■ **YOUR OBJECTIVE**
Identify each line holding the string "ÍNDICE" and copy it.

■ **DATA PROVIDED**

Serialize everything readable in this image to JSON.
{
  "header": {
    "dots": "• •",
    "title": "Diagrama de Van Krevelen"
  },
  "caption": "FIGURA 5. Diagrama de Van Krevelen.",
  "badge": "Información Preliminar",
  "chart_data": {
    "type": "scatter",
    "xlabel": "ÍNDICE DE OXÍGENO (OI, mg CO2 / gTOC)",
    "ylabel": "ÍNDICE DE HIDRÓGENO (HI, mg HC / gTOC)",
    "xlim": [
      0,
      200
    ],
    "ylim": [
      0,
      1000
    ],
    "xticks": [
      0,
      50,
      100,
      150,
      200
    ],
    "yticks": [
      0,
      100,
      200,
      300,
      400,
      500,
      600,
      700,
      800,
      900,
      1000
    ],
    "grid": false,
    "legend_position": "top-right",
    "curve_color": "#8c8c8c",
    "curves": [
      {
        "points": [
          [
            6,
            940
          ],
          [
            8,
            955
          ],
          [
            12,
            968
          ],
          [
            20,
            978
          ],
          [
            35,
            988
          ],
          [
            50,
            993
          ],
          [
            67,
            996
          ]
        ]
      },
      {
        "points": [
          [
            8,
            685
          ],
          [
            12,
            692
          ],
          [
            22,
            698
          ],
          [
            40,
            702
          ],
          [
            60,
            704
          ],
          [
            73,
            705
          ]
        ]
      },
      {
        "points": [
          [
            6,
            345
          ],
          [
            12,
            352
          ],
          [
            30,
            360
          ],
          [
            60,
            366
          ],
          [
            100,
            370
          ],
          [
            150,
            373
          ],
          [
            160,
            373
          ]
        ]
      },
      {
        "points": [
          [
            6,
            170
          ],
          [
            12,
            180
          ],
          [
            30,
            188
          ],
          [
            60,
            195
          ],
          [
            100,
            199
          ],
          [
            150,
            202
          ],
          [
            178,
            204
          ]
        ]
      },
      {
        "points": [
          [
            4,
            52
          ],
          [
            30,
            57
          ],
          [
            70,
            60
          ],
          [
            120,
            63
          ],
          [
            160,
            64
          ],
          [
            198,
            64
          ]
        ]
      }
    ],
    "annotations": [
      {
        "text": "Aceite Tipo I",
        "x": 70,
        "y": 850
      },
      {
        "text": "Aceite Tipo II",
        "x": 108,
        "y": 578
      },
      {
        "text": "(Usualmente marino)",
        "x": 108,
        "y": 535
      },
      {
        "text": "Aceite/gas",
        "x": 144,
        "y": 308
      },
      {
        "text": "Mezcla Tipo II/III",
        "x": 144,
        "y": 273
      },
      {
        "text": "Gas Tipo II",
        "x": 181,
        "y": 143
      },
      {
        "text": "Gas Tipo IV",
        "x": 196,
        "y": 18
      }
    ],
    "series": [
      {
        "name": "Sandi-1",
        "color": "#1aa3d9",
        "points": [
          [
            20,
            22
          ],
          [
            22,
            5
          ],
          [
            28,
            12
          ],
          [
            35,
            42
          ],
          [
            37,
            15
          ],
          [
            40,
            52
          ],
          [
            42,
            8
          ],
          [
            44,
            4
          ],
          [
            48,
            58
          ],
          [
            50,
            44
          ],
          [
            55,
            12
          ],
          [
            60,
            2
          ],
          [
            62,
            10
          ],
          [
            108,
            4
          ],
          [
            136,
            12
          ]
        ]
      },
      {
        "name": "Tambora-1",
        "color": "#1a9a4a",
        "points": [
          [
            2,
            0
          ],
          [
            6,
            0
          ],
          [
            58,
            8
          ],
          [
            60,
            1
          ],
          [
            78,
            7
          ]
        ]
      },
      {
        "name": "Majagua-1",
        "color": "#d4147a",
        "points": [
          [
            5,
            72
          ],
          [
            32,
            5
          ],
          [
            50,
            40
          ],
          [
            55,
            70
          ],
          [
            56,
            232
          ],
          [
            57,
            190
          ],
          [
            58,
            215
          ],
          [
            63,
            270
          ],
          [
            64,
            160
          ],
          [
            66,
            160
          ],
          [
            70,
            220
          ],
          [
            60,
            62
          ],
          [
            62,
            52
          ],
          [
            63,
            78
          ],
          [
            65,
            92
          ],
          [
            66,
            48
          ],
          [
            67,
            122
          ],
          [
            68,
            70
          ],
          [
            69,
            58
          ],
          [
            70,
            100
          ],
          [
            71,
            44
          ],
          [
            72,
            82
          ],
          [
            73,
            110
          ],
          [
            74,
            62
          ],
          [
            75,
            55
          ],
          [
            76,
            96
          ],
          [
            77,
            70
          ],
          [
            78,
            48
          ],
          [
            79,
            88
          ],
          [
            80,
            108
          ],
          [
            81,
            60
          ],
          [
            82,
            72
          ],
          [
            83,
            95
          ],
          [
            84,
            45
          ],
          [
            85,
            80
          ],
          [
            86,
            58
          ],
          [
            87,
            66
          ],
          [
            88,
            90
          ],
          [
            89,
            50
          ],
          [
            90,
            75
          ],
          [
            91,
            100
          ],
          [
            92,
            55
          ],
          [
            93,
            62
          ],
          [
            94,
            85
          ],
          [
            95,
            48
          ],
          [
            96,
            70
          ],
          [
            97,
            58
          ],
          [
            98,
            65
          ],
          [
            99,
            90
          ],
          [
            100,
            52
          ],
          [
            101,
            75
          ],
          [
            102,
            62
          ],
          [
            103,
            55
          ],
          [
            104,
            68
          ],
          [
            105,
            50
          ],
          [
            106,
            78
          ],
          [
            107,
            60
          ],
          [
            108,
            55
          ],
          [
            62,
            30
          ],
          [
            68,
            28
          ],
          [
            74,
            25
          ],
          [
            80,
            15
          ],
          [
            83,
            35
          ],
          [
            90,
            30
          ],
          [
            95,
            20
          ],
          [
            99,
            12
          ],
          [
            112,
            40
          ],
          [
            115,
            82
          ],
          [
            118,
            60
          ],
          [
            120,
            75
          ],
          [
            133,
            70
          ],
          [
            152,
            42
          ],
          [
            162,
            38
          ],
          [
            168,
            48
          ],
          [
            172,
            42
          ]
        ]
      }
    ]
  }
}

■ **RESPONSE FOR THIS EXERCISE**
    "xlabel": "ÍNDICE DE OXÍGENO (OI, mg CO2 / gTOC)",
    "ylabel": "ÍNDICE DE HIDRÓGENO (HI, mg HC / gTOC)",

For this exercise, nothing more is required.